• _INSTRUCTIONS TO FOLLOW_
Reproduce word for word the lines of the listing below, beginning at the line that contains "scenario-paragraph-4: If the" and stopping after the line that contains "passenger-amount: P270,000 bbox=[547, 596, 616, 613]".

>> start RECORDED INFORMATION

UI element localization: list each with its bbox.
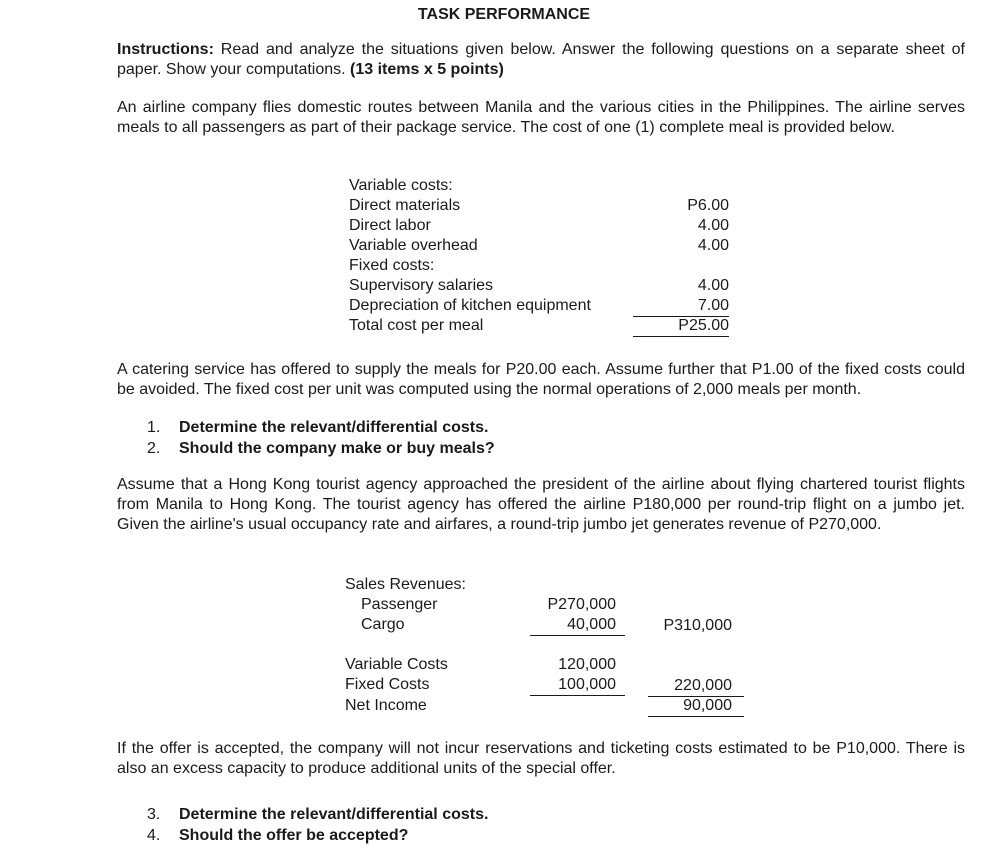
scenario-paragraph-4: If the offer is accepted, the company will not incur reservations and ticketing costs estimated to be P10,000. There is also an excess capacity to produce additional units of the special offer. bbox=[117, 740, 965, 777]
passenger-label: Passenger bbox=[361, 596, 438, 613]
net-income-cell bbox=[648, 696, 744, 717]
variable-overhead-row bbox=[349, 236, 729, 256]
variable-costs-label: Variable Costs bbox=[345, 656, 448, 673]
fixed-costs-amount: 100,000 bbox=[558, 676, 616, 693]
cargo-label: Cargo bbox=[361, 616, 405, 633]
question-text: Determine the relevant/differential costs. bbox=[179, 419, 489, 436]
direct-labor-row bbox=[349, 216, 729, 236]
net-income-amount: 90,000 bbox=[683, 697, 732, 714]
row-amount: 4.00 bbox=[697, 217, 729, 234]
cargo-amount-cell bbox=[530, 615, 625, 636]
question-text: Should the offer be accepted? bbox=[179, 827, 409, 844]
passenger-amount: P270,000 bbox=[547, 596, 616, 613]
row-label: Variable overhead bbox=[349, 237, 478, 254]
row-amount: P6.00 bbox=[687, 197, 729, 214]
fixed-costs-label: Fixed Costs bbox=[345, 676, 430, 693]
row-label: Supervisory salaries bbox=[349, 277, 494, 294]
fixed-costs-amount-cell bbox=[530, 675, 625, 696]
costs-total-cell bbox=[648, 676, 744, 697]
row-label: Total cost per meal bbox=[349, 317, 484, 334]
cargo-amount: 40,000 bbox=[567, 616, 616, 633]
row-amount: 4.00 bbox=[697, 237, 729, 254]
row-label: Direct materials bbox=[349, 197, 461, 214]
row-amount: 7.00 bbox=[697, 297, 729, 314]
variable-costs-header: Variable costs: bbox=[349, 177, 453, 194]
supervisory-salaries-row bbox=[349, 276, 729, 296]
row-label: Depreciation of kitchen equipment bbox=[349, 297, 591, 314]
question-number: 3. bbox=[147, 806, 161, 823]
question-number: 2. bbox=[147, 440, 161, 457]
scenario-paragraph-2: A catering service has offered to supply the meals for P20.00 each. Assume further that P1.00 of the fixed costs could be avoided. The fixed cost per unit was computed using the normal operations of 2,000 meals per month. bbox=[117, 361, 965, 398]
instructions-label: Instructions: bbox=[117, 41, 214, 58]
row-amount: 4.00 bbox=[697, 277, 729, 294]
costs-total: 220,000 bbox=[674, 677, 732, 694]
scenario-paragraph-3: Assume that a Hong Kong tourist agency approached the president of the airline about flying chartered tourist flights from Manila to Hong Kong. The tourist agency has offered the airline P180,000 per round-trip flight on a jumbo jet. Given the airline's usual occupancy rate and airfares, a round-trip jumbo jet generates revenue of P270,000. bbox=[117, 476, 965, 533]
sales-total: P310,000 bbox=[663, 617, 732, 634]
scenario-paragraph-1: An airline company flies domestic routes between Manila and the various cities in the Philippines. The airline serves meals to all passengers as part of their package service. The cost of one (1) complete meal is provided below. bbox=[117, 99, 965, 136]
page-title: TASK PERFORMANCE bbox=[417, 6, 591, 23]
depreciation-amount-cell bbox=[633, 296, 729, 317]
instructions-points: (13 items x 5 points) bbox=[350, 61, 504, 78]
question-number: 1. bbox=[147, 419, 161, 436]
net-income-label: Net Income bbox=[345, 697, 427, 714]
row-label: Direct labor bbox=[349, 217, 431, 234]
instructions-paragraph bbox=[117, 40, 965, 80]
question-number: 4. bbox=[147, 827, 161, 844]
direct-materials-row bbox=[349, 196, 729, 216]
variable-costs-amount: 120,000 bbox=[558, 656, 616, 673]
fixed-costs-header: Fixed costs: bbox=[349, 257, 435, 274]
row-amount: P25.00 bbox=[678, 317, 729, 334]
question-text: Determine the relevant/differential costs. bbox=[179, 806, 489, 823]
instructions-text: Read and analyze the situations given below. Answer the following questions on a separate sheet of paper. Show your computations. bbox=[117, 41, 965, 78]
sales-revenues-header: Sales Revenues: bbox=[345, 576, 466, 593]
question-text: Should the company make or buy meals? bbox=[179, 440, 495, 457]
total-amount-cell bbox=[633, 316, 729, 337]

>> end RECORDED INFORMATION

• _ANSWER TO THIS TASK_
scenario-paragraph-4: If the offer is accepted, the company will not incur reservations and ticketing costs estimated to be P10,000. There is also an excess capacity to produce additional units of the special offer. bbox=[117, 740, 965, 777]
passenger-label: Passenger bbox=[361, 596, 438, 613]
net-income-cell bbox=[648, 696, 744, 717]
variable-overhead-row bbox=[349, 236, 729, 256]
variable-costs-label: Variable Costs bbox=[345, 656, 448, 673]
fixed-costs-amount: 100,000 bbox=[558, 676, 616, 693]
cargo-label: Cargo bbox=[361, 616, 405, 633]
question-text: Determine the relevant/differential costs. bbox=[179, 419, 489, 436]
direct-labor-row bbox=[349, 216, 729, 236]
net-income-amount: 90,000 bbox=[683, 697, 732, 714]
row-amount: 4.00 bbox=[697, 217, 729, 234]
cargo-amount-cell bbox=[530, 615, 625, 636]
question-text: Should the offer be accepted? bbox=[179, 827, 409, 844]
passenger-amount: P270,000 bbox=[547, 596, 616, 613]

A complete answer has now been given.